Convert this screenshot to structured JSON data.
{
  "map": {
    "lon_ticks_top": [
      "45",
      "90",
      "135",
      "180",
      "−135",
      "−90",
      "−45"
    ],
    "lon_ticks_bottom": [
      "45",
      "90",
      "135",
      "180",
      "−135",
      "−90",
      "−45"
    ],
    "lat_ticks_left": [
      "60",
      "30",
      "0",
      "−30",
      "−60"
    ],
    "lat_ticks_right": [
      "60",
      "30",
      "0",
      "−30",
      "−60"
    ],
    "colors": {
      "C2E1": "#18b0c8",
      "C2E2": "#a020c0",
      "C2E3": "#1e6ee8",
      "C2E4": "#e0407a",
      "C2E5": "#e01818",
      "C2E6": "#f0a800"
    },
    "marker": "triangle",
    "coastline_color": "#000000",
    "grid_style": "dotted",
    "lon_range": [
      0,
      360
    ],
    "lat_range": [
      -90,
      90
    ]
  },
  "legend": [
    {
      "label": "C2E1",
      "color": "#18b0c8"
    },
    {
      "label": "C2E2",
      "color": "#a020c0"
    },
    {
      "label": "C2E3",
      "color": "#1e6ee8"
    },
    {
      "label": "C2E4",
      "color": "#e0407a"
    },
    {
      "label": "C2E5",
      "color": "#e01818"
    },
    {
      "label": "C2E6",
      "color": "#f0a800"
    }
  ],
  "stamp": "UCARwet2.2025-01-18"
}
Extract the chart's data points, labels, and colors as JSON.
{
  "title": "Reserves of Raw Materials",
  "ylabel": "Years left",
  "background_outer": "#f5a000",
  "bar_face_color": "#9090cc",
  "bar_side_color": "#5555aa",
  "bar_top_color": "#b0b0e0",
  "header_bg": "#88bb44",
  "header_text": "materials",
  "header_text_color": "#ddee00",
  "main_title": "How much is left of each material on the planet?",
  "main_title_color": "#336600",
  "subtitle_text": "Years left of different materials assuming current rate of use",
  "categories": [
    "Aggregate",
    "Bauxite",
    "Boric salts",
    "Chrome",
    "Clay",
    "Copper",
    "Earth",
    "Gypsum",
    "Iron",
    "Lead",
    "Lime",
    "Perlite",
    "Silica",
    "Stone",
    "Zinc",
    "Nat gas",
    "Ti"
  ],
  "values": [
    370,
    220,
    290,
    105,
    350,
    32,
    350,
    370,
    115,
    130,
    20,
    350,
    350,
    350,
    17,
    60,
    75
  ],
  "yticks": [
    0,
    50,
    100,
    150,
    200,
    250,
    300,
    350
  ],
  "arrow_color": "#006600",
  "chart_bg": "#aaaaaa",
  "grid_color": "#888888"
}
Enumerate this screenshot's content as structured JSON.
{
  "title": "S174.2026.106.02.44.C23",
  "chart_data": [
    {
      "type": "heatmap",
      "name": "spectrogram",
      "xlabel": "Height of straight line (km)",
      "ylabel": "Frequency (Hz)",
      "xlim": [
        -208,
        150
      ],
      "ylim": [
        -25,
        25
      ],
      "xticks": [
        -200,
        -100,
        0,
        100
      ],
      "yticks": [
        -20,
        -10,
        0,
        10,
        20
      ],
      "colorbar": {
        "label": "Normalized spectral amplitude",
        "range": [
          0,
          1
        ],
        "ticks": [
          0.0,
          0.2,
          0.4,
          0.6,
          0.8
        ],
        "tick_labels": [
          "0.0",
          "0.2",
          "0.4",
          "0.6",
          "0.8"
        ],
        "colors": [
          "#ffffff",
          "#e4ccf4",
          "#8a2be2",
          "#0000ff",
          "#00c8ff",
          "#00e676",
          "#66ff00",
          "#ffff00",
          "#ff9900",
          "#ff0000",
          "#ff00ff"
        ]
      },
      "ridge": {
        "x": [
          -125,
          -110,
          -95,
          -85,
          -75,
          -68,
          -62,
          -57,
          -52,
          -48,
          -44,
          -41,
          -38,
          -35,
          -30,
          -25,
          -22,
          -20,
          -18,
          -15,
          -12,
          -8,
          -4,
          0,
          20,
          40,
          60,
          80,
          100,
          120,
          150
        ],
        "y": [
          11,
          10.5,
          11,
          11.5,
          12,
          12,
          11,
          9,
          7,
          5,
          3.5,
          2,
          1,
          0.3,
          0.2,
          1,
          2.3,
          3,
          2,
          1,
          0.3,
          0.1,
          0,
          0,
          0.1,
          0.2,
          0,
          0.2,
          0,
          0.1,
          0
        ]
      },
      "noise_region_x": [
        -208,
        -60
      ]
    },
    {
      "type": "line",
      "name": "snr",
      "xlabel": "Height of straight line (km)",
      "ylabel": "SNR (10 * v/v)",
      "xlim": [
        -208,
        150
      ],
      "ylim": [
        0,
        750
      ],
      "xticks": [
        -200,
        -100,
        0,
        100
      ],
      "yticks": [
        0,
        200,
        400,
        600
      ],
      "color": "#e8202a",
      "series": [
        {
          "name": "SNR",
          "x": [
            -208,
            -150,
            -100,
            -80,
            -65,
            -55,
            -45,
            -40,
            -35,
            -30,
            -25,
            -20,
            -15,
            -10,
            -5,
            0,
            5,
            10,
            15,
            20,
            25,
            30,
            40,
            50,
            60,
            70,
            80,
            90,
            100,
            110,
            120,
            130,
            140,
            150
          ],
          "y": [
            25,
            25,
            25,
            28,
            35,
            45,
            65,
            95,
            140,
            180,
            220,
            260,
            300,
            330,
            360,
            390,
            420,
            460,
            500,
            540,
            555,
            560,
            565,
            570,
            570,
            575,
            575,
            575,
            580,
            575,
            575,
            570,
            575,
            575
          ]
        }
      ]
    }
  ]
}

■ WHAT TO DO
In full and verbatim, repeat the records given above.

■ COMPLETED EXERCISE
Convert this screenshot to structured JSON data.
{
  "map": {
    "lon_ticks_top": [
      "45",
      "90",
      "135",
      "180",
      "−135",
      "−90",
      "−45"
    ],
    "lon_ticks_bottom": [
      "45",
      "90",
      "135",
      "180",
      "−135",
      "−90",
      "−45"
    ],
    "lat_ticks_left": [
      "60",
      "30",
      "0",
      "−30",
      "−60"
    ],
    "lat_ticks_right": [
      "60",
      "30",
      "0",
      "−30",
      "−60"
    ],
    "colors": {
      "C2E1": "#18b0c8",
      "C2E2": "#a020c0",
      "C2E3": "#1e6ee8",
      "C2E4": "#e0407a",
      "C2E5": "#e01818",
      "C2E6": "#f0a800"
    },
    "marker": "triangle",
    "coastline_color": "#000000",
    "grid_style": "dotted",
    "lon_range": [
      0,
      360
    ],
    "lat_range": [
      -90,
      90
    ]
  },
  "legend": [
    {
      "label": "C2E1",
      "color": "#18b0c8"
    },
    {
      "label": "C2E2",
      "color": "#a020c0"
    },
    {
      "label": "C2E3",
      "color": "#1e6ee8"
    },
    {
      "label": "C2E4",
      "color": "#e0407a"
    },
    {
      "label": "C2E5",
      "color": "#e01818"
    },
    {
      "label": "C2E6",
      "color": "#f0a800"
    }
  ],
  "stamp": "UCARwet2.2025-01-18"
}
Extract the chart's data points, labels, and colors as JSON.
{
  "title": "Reserves of Raw Materials",
  "ylabel": "Years left",
  "background_outer": "#f5a000",
  "bar_face_color": "#9090cc",
  "bar_side_color": "#5555aa",
  "bar_top_color": "#b0b0e0",
  "header_bg": "#88bb44",
  "header_text": "materials",
  "header_text_color": "#ddee00",
  "main_title": "How much is left of each material on the planet?",
  "main_title_color": "#336600",
  "subtitle_text": "Years left of different materials assuming current rate of use",
  "categories": [
    "Aggregate",
    "Bauxite",
    "Boric salts",
    "Chrome",
    "Clay",
    "Copper",
    "Earth",
    "Gypsum",
    "Iron",
    "Lead",
    "Lime",
    "Perlite",
    "Silica",
    "Stone",
    "Zinc",
    "Nat gas",
    "Ti"
  ],
  "values": [
    370,
    220,
    290,
    105,
    350,
    32,
    350,
    370,
    115,
    130,
    20,
    350,
    350,
    350,
    17,
    60,
    75
  ],
  "yticks": [
    0,
    50,
    100,
    150,
    200,
    250,
    300,
    350
  ],
  "arrow_color": "#006600",
  "chart_bg": "#aaaaaa",
  "grid_color": "#888888"
}
Enumerate this screenshot's content as structured JSON.
{
  "title": "S174.2026.106.02.44.C23",
  "chart_data": [
    {
      "type": "heatmap",
      "name": "spectrogram",
      "xlabel": "Height of straight line (km)",
      "ylabel": "Frequency (Hz)",
      "xlim": [
        -208,
        150
      ],
      "ylim": [
        -25,
        25
      ],
      "xticks": [
        -200,
        -100,
        0,
        100
      ],
      "yticks": [
        -20,
        -10,
        0,
        10,
        20
      ],
      "colorbar": {
        "label": "Normalized spectral amplitude",
        "range": [
          0,
          1
        ],
        "ticks": [
          0.0,
          0.2,
          0.4,
          0.6,
          0.8
        ],
        "tick_labels": [
          "0.0",
          "0.2",
          "0.4",
          "0.6",
          "0.8"
        ],
        "colors": [
          "#ffffff",
          "#e4ccf4",
          "#8a2be2",
          "#0000ff",
          "#00c8ff",
          "#00e676",
          "#66ff00",
          "#ffff00",
          "#ff9900",
          "#ff0000",
          "#ff00ff"
        ]
      },
      "ridge": {
        "x": [
          -125,
          -110,
          -95,
          -85,
          -75,
          -68,
          -62,
          -57,
          -52,
          -48,
          -44,
          -41,
          -38,
          -35,
          -30,
          -25,
          -22,
          -20,
          -18,
          -15,
          -12,
          -8,
          -4,
          0,
          20,
          40,
          60,
          80,
          100,
          120,
          150
        ],
        "y": [
          11,
          10.5,
          11,
          11.5,
          12,
          12,
          11,
          9,
          7,
          5,
          3.5,
          2,
          1,
          0.3,
          0.2,
          1,
          2.3,
          3,
          2,
          1,
          0.3,
          0.1,
          0,
          0,
          0.1,
          0.2,
          0,
          0.2,
          0,
          0.1,
          0
        ]
      },
      "noise_region_x": [
        -208,
        -60
      ]
    },
    {
      "type": "line",
      "name": "snr",
      "xlabel": "Height of straight line (km)",
      "ylabel": "SNR (10 * v/v)",
      "xlim": [
        -208,
        150
      ],
      "ylim": [
        0,
        750
      ],
      "xticks": [
        -200,
        -100,
        0,
        100
      ],
      "yticks": [
        0,
        200,
        400,
        600
      ],
      "color": "#e8202a",
      "series": [
        {
          "name": "SNR",
          "x": [
            -208,
            -150,
            -100,
            -80,
            -65,
            -55,
            -45,
            -40,
            -35,
            -30,
            -25,
            -20,
            -15,
            -10,
            -5,
            0,
            5,
            10,
            15,
            20,
            25,
            30,
            40,
            50,
            60,
            70,
            80,
            90,
            100,
            110,
            120,
            130,
            140,
            150
          ],
          "y": [
            25,
            25,
            25,
            28,
            35,
            45,
            65,
            95,
            140,
            180,
            220,
            260,
            300,
            330,
            360,
            390,
            420,
            460,
            500,
            540,
            555,
            560,
            565,
            570,
            570,
            575,
            575,
            575,
            580,
            575,
            575,
            570,
            575,
            575
          ]
        }
      ]
    }
  ]
}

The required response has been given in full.